**REQUIREMENT:** Look through the lines below and extract each one that contains "text".

=====

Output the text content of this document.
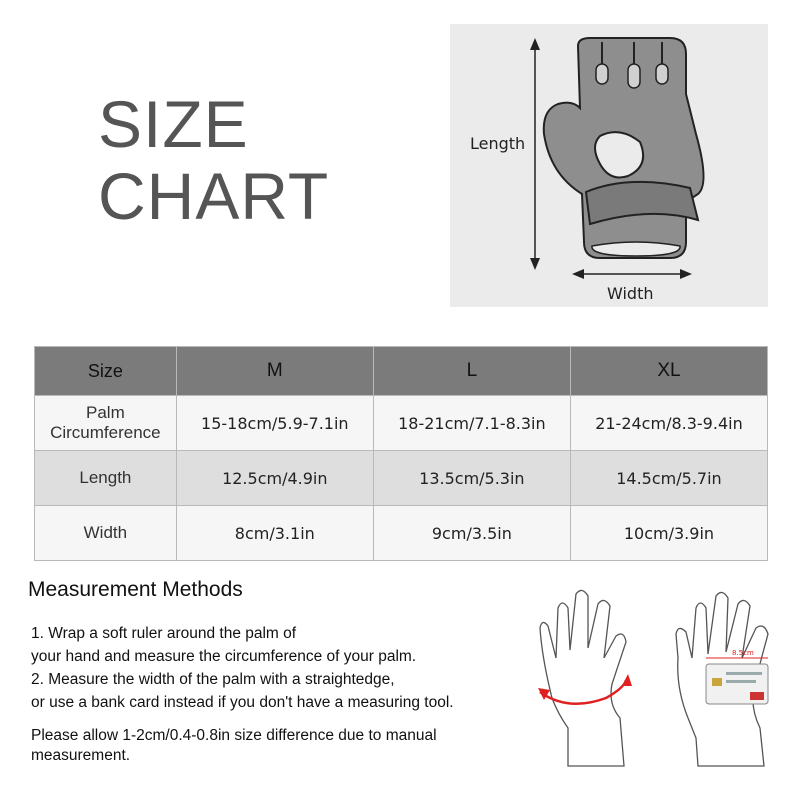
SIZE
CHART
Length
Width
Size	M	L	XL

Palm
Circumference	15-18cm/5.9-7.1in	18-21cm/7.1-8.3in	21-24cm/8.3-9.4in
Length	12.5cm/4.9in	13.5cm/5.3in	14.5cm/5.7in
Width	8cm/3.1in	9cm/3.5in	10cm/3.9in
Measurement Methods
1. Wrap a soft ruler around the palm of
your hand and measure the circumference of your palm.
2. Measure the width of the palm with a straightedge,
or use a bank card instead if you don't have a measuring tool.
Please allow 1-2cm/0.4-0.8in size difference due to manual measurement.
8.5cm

=====

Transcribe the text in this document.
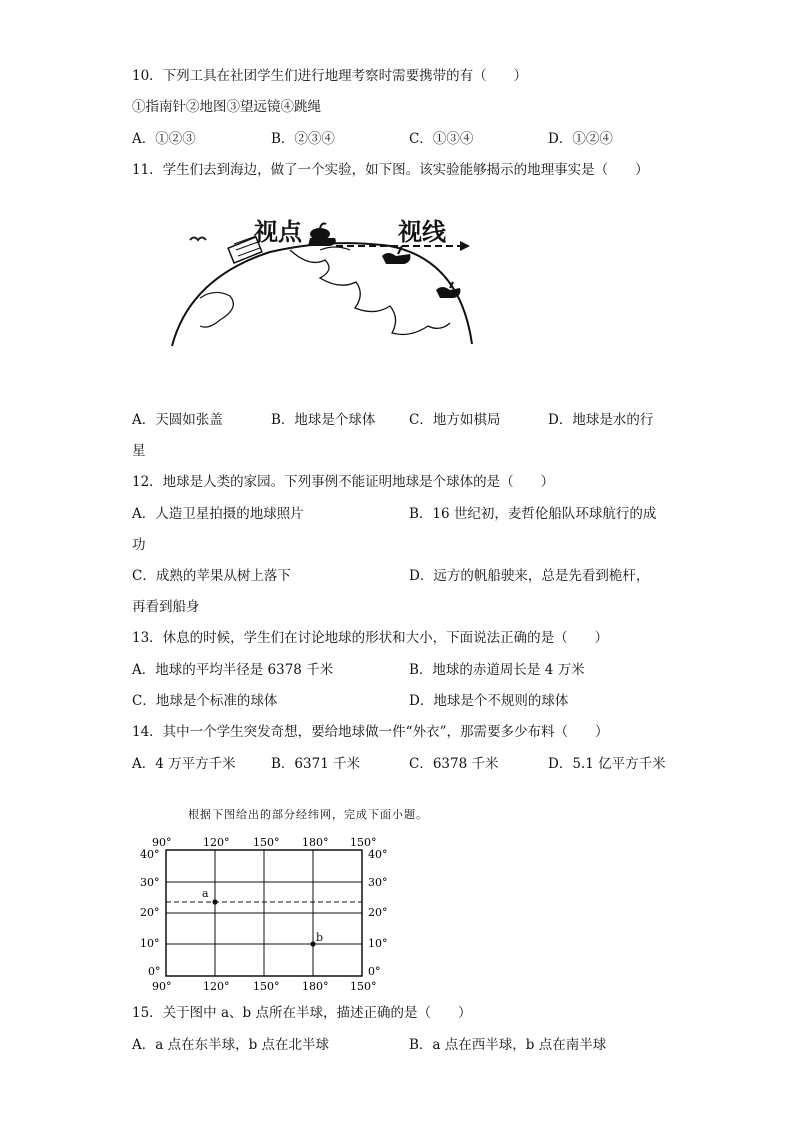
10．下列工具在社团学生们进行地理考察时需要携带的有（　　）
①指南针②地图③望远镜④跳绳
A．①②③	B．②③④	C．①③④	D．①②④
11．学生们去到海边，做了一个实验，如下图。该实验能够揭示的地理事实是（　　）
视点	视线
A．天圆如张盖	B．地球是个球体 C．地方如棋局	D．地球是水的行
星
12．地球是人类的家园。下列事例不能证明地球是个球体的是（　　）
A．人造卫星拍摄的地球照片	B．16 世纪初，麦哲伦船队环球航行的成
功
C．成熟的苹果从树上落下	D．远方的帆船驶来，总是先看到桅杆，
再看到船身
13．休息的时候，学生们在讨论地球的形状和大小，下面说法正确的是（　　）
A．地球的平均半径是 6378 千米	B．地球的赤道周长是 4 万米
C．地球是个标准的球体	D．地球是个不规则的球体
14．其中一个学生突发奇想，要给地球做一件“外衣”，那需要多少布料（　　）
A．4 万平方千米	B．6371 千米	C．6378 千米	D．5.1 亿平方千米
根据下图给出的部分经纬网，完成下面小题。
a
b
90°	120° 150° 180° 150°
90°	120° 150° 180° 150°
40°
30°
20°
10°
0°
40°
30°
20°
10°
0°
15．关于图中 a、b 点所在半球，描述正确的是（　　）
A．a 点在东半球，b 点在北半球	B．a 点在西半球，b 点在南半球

=====

**RESPONSE:**
Output the text content of this document.
Transcribe the text in this document.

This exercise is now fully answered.